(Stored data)
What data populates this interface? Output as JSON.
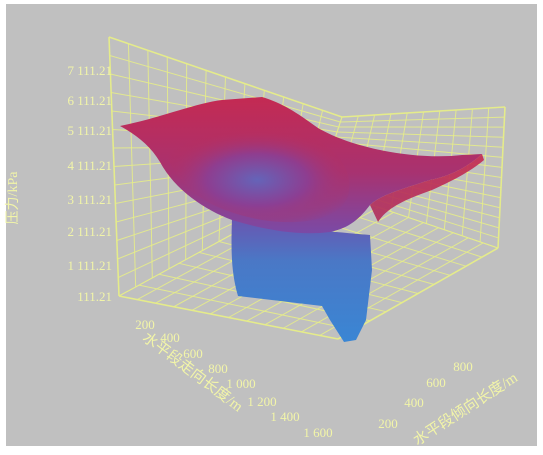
{
  "chart_data": {
    "type": "surface3d",
    "title": "",
    "zlabel": "压力/kPa",
    "xlabel": "水平段走向长度/m",
    "ylabel": "水平段倾向长度/m",
    "z_ticks": [
      "7 111.21",
      "6 111.21",
      "5 111.21",
      "4 111.21",
      "3 111.21",
      "2 111.21",
      "1 111.21",
      "111.21"
    ],
    "x_ticks": [
      "200",
      "400",
      "600",
      "800",
      "1 000",
      "1 200",
      "1 400",
      "1 600"
    ],
    "y_ticks": [
      "200",
      "400",
      "600",
      "800"
    ],
    "zlim": [
      111.21,
      7111.21
    ],
    "xlim": [
      200,
      1600
    ],
    "ylim": [
      200,
      800
    ],
    "grid": true,
    "colormap": {
      "low": "#3f7fc8",
      "high": "#c02a56"
    },
    "surface_edge_z": {
      "front_left_corner": 5200,
      "back_left_corner": 5400,
      "back_mid_peak": 6250,
      "back_right_corner": 4700,
      "front_right_corner": 4400,
      "basin_min": 2700
    },
    "pillar_bottom_z": 500,
    "colors": {
      "background": "#c0c0c0",
      "grid": "#e6ec8a",
      "tick_text": "#f2f5a8"
    }
  }
}
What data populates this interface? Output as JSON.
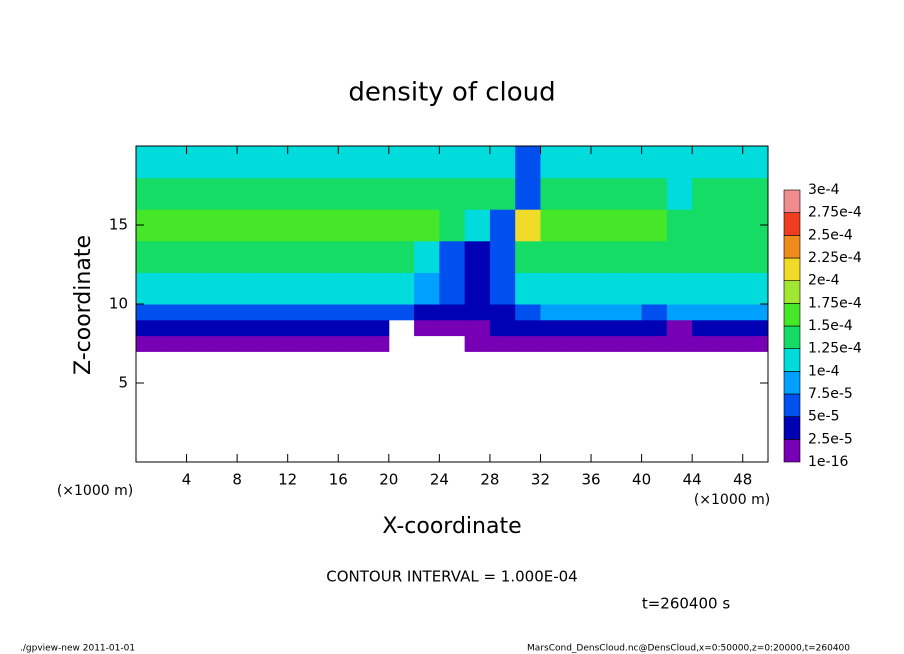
{
  "chart_data": {
    "type": "heatmap",
    "title": "density of cloud",
    "x_label": "X-coordinate",
    "y_label": "Z-coordinate",
    "x_unit_label": "(×1000 m)",
    "y_unit_label": "(×1000 m)",
    "xlim": [
      0,
      50
    ],
    "ylim": [
      0,
      20
    ],
    "xticks": [
      4,
      8,
      12,
      16,
      20,
      24,
      28,
      32,
      36,
      40,
      44,
      48
    ],
    "yticks": [
      5,
      10,
      15
    ],
    "x_edges": [
      0,
      2,
      4,
      6,
      8,
      10,
      12,
      14,
      16,
      18,
      20,
      22,
      24,
      26,
      28,
      30,
      32,
      34,
      36,
      38,
      40,
      42,
      44,
      46,
      48,
      50
    ],
    "z_edges": [
      0,
      7,
      8,
      9,
      10,
      12,
      14,
      16,
      18,
      20
    ],
    "values": [
      [
        null,
        null,
        null,
        null,
        null,
        null,
        null,
        null,
        null,
        null,
        null,
        null,
        null,
        null,
        null,
        null,
        null,
        null,
        null,
        null,
        null,
        null,
        null,
        null,
        null
      ],
      [
        1e-05,
        1e-05,
        1e-05,
        1e-05,
        1e-05,
        1e-05,
        1e-05,
        1e-05,
        1e-05,
        1e-05,
        null,
        null,
        null,
        1e-05,
        1e-05,
        1e-05,
        1e-05,
        1e-05,
        1e-05,
        1e-05,
        1e-05,
        1e-05,
        1e-05,
        1e-05,
        1e-05
      ],
      [
        3e-05,
        3e-05,
        3e-05,
        3e-05,
        3e-05,
        3e-05,
        3e-05,
        3e-05,
        3e-05,
        3e-05,
        null,
        2e-05,
        2e-05,
        2e-05,
        3e-05,
        4e-05,
        4e-05,
        4e-05,
        4e-05,
        4e-05,
        3e-05,
        2e-05,
        3e-05,
        3e-05,
        3e-05
      ],
      [
        7e-05,
        7e-05,
        7e-05,
        7e-05,
        7e-05,
        7e-05,
        7e-05,
        7e-05,
        7e-05,
        7e-05,
        6e-05,
        4e-05,
        3e-05,
        3e-05,
        4e-05,
        5e-05,
        8e-05,
        8e-05,
        8e-05,
        8e-05,
        6e-05,
        8e-05,
        8e-05,
        8e-05,
        8e-05
      ],
      [
        0.000115,
        0.000115,
        0.000115,
        0.000115,
        0.000115,
        0.000115,
        0.000115,
        0.000115,
        0.000115,
        0.000115,
        0.00011,
        8e-05,
        5e-05,
        4e-05,
        5e-05,
        0.00011,
        0.00012,
        0.00012,
        0.00012,
        0.00012,
        0.00012,
        0.00012,
        0.00012,
        0.00012,
        0.00012
      ],
      [
        0.00014,
        0.00014,
        0.00014,
        0.00014,
        0.00014,
        0.00014,
        0.00014,
        0.00014,
        0.00014,
        0.00014,
        0.00014,
        0.00012,
        6e-05,
        4e-05,
        6e-05,
        0.00014,
        0.000145,
        0.000145,
        0.000145,
        0.000145,
        0.000145,
        0.00013,
        0.00013,
        0.00013,
        0.00013
      ],
      [
        0.00015,
        0.00015,
        0.00015,
        0.00015,
        0.00015,
        0.00015,
        0.00015,
        0.00015,
        0.00015,
        0.00015,
        0.00015,
        0.00015,
        0.000135,
        0.00011,
        7e-05,
        0.00022,
        0.00015,
        0.00015,
        0.00015,
        0.00015,
        0.00015,
        0.00013,
        0.000135,
        0.000135,
        0.000135
      ],
      [
        0.000145,
        0.000145,
        0.000145,
        0.000145,
        0.000145,
        0.000145,
        0.000145,
        0.000145,
        0.000145,
        0.000145,
        0.000145,
        0.000145,
        0.000145,
        0.00013,
        0.00013,
        6e-05,
        0.000145,
        0.000145,
        0.000145,
        0.000145,
        0.000145,
        0.00012,
        0.000135,
        0.000135,
        0.000135
      ],
      [
        0.00012,
        0.00012,
        0.00012,
        0.00012,
        0.00012,
        0.00012,
        0.00012,
        0.00012,
        0.00012,
        0.00012,
        0.00012,
        0.00012,
        0.00012,
        0.00012,
        0.00012,
        5e-05,
        0.00012,
        0.00012,
        0.00012,
        0.00012,
        0.00012,
        0.00012,
        0.00012,
        0.00012,
        0.00012
      ]
    ],
    "colorbar": {
      "levels": [
        {
          "value": 1e-16,
          "label": "1e-16"
        },
        {
          "value": 2.5e-05,
          "label": "2.5e-5"
        },
        {
          "value": 5e-05,
          "label": "5e-5"
        },
        {
          "value": 7.5e-05,
          "label": "7.5e-5"
        },
        {
          "value": 0.0001,
          "label": "1e-4"
        },
        {
          "value": 0.000125,
          "label": "1.25e-4"
        },
        {
          "value": 0.00015,
          "label": "1.5e-4"
        },
        {
          "value": 0.000175,
          "label": "1.75e-4"
        },
        {
          "value": 0.0002,
          "label": "2e-4"
        },
        {
          "value": 0.000225,
          "label": "2.25e-4"
        },
        {
          "value": 0.00025,
          "label": "2.5e-4"
        },
        {
          "value": 0.000275,
          "label": "2.75e-4"
        },
        {
          "value": 0.0003,
          "label": "3e-4"
        }
      ],
      "colors": [
        "#7800b4",
        "#0000b4",
        "#0050f0",
        "#00a0ff",
        "#00dcdc",
        "#14dc64",
        "#46e628",
        "#a0e632",
        "#f0dc28",
        "#f08c1e",
        "#f03c1e",
        "#f08c8c"
      ]
    },
    "contour_interval": "CONTOUR INTERVAL = 1.000E-04",
    "time_label": "t=260400 s",
    "footer_left": "./gpview-new  2011-01-01",
    "footer_right": "MarsCond_DensCloud.nc@DensCloud,x=0:50000,z=0:20000,t=260400"
  }
}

- _WHAT IS BEING ASKED_
Repeat all of the records verbatim, leaving out the pictures.

- _WORKED ANSWER_
What data populates this interface? Output as JSON.
{
  "chart_data": {
    "type": "surface3d",
    "title": "",
    "zlabel": "压力/kPa",
    "xlabel": "水平段走向长度/m",
    "ylabel": "水平段倾向长度/m",
    "z_ticks": [
      "7 111.21",
      "6 111.21",
      "5 111.21",
      "4 111.21",
      "3 111.21",
      "2 111.21",
      "1 111.21",
      "111.21"
    ],
    "x_ticks": [
      "200",
      "400",
      "600",
      "800",
      "1 000",
      "1 200",
      "1 400",
      "1 600"
    ],
    "y_ticks": [
      "200",
      "400",
      "600",
      "800"
    ],
    "zlim": [
      111.21,
      7111.21
    ],
    "xlim": [
      200,
      1600
    ],
    "ylim": [
      200,
      800
    ],
    "grid": true,
    "colormap": {
      "low": "#3f7fc8",
      "high": "#c02a56"
    },
    "surface_edge_z": {
      "front_left_corner": 5200,
      "back_left_corner": 5400,
      "back_mid_peak": 6250,
      "back_right_corner": 4700,
      "front_right_corner": 4400,
      "basin_min": 2700
    },
    "pillar_bottom_z": 500,
    "colors": {
      "background": "#c0c0c0",
      "grid": "#e6ec8a",
      "tick_text": "#f2f5a8"
    }
  }
}
What data populates this interface? Output as JSON.
{
  "chart_data": {
    "type": "heatmap",
    "title": "density of cloud",
    "x_label": "X-coordinate",
    "y_label": "Z-coordinate",
    "x_unit_label": "(×1000 m)",
    "y_unit_label": "(×1000 m)",
    "xlim": [
      0,
      50
    ],
    "ylim": [
      0,
      20
    ],
    "xticks": [
      4,
      8,
      12,
      16,
      20,
      24,
      28,
      32,
      36,
      40,
      44,
      48
    ],
    "yticks": [
      5,
      10,
      15
    ],
    "x_edges": [
      0,
      2,
      4,
      6,
      8,
      10,
      12,
      14,
      16,
      18,
      20,
      22,
      24,
      26,
      28,
      30,
      32,
      34,
      36,
      38,
      40,
      42,
      44,
      46,
      48,
      50
    ],
    "z_edges": [
      0,
      7,
      8,
      9,
      10,
      12,
      14,
      16,
      18,
      20
    ],
    "values": [
      [
        null,
        null,
        null,
        null,
        null,
        null,
        null,
        null,
        null,
        null,
        null,
        null,
        null,
        null,
        null,
        null,
        null,
        null,
        null,
        null,
        null,
        null,
        null,
        null,
        null
      ],
      [
        1e-05,
        1e-05,
        1e-05,
        1e-05,
        1e-05,
        1e-05,
        1e-05,
        1e-05,
        1e-05,
        1e-05,
        null,
        null,
        null,
        1e-05,
        1e-05,
        1e-05,
        1e-05,
        1e-05,
        1e-05,
        1e-05,
        1e-05,
        1e-05,
        1e-05,
        1e-05,
        1e-05
      ],
      [
        3e-05,
        3e-05,
        3e-05,
        3e-05,
        3e-05,
        3e-05,
        3e-05,
        3e-05,
        3e-05,
        3e-05,
        null,
        2e-05,
        2e-05,
        2e-05,
        3e-05,
        4e-05,
        4e-05,
        4e-05,
        4e-05,
        4e-05,
        3e-05,
        2e-05,
        3e-05,
        3e-05,
        3e-05
      ],
      [
        7e-05,
        7e-05,
        7e-05,
        7e-05,
        7e-05,
        7e-05,
        7e-05,
        7e-05,
        7e-05,
        7e-05,
        6e-05,
        4e-05,
        3e-05,
        3e-05,
        4e-05,
        5e-05,
        8e-05,
        8e-05,
        8e-05,
        8e-05,
        6e-05,
        8e-05,
        8e-05,
        8e-05,
        8e-05
      ],
      [
        0.000115,
        0.000115,
        0.000115,
        0.000115,
        0.000115,
        0.000115,
        0.000115,
        0.000115,
        0.000115,
        0.000115,
        0.00011,
        8e-05,
        5e-05,
        4e-05,
        5e-05,
        0.00011,
        0.00012,
        0.00012,
        0.00012,
        0.00012,
        0.00012,
        0.00012,
        0.00012,
        0.00012,
        0.00012
      ],
      [
        0.00014,
        0.00014,
        0.00014,
        0.00014,
        0.00014,
        0.00014,
        0.00014,
        0.00014,
        0.00014,
        0.00014,
        0.00014,
        0.00012,
        6e-05,
        4e-05,
        6e-05,
        0.00014,
        0.000145,
        0.000145,
        0.000145,
        0.000145,
        0.000145,
        0.00013,
        0.00013,
        0.00013,
        0.00013
      ],
      [
        0.00015,
        0.00015,
        0.00015,
        0.00015,
        0.00015,
        0.00015,
        0.00015,
        0.00015,
        0.00015,
        0.00015,
        0.00015,
        0.00015,
        0.000135,
        0.00011,
        7e-05,
        0.00022,
        0.00015,
        0.00015,
        0.00015,
        0.00015,
        0.00015,
        0.00013,
        0.000135,
        0.000135,
        0.000135
      ],
      [
        0.000145,
        0.000145,
        0.000145,
        0.000145,
        0.000145,
        0.000145,
        0.000145,
        0.000145,
        0.000145,
        0.000145,
        0.000145,
        0.000145,
        0.000145,
        0.00013,
        0.00013,
        6e-05,
        0.000145,
        0.000145,
        0.000145,
        0.000145,
        0.000145,
        0.00012,
        0.000135,
        0.000135,
        0.000135
      ],
      [
        0.00012,
        0.00012,
        0.00012,
        0.00012,
        0.00012,
        0.00012,
        0.00012,
        0.00012,
        0.00012,
        0.00012,
        0.00012,
        0.00012,
        0.00012,
        0.00012,
        0.00012,
        5e-05,
        0.00012,
        0.00012,
        0.00012,
        0.00012,
        0.00012,
        0.00012,
        0.00012,
        0.00012,
        0.00012
      ]
    ],
    "colorbar": {
      "levels": [
        {
          "value": 1e-16,
          "label": "1e-16"
        },
        {
          "value": 2.5e-05,
          "label": "2.5e-5"
        },
        {
          "value": 5e-05,
          "label": "5e-5"
        },
        {
          "value": 7.5e-05,
          "label": "7.5e-5"
        },
        {
          "value": 0.0001,
          "label": "1e-4"
        },
        {
          "value": 0.000125,
          "label": "1.25e-4"
        },
        {
          "value": 0.00015,
          "label": "1.5e-4"
        },
        {
          "value": 0.000175,
          "label": "1.75e-4"
        },
        {
          "value": 0.0002,
          "label": "2e-4"
        },
        {
          "value": 0.000225,
          "label": "2.25e-4"
        },
        {
          "value": 0.00025,
          "label": "2.5e-4"
        },
        {
          "value": 0.000275,
          "label": "2.75e-4"
        },
        {
          "value": 0.0003,
          "label": "3e-4"
        }
      ],
      "colors": [
        "#7800b4",
        "#0000b4",
        "#0050f0",
        "#00a0ff",
        "#00dcdc",
        "#14dc64",
        "#46e628",
        "#a0e632",
        "#f0dc28",
        "#f08c1e",
        "#f03c1e",
        "#f08c8c"
      ]
    },
    "contour_interval": "CONTOUR INTERVAL = 1.000E-04",
    "time_label": "t=260400 s",
    "footer_left": "./gpview-new  2011-01-01",
    "footer_right": "MarsCond_DensCloud.nc@DensCloud,x=0:50000,z=0:20000,t=260400"
  }
}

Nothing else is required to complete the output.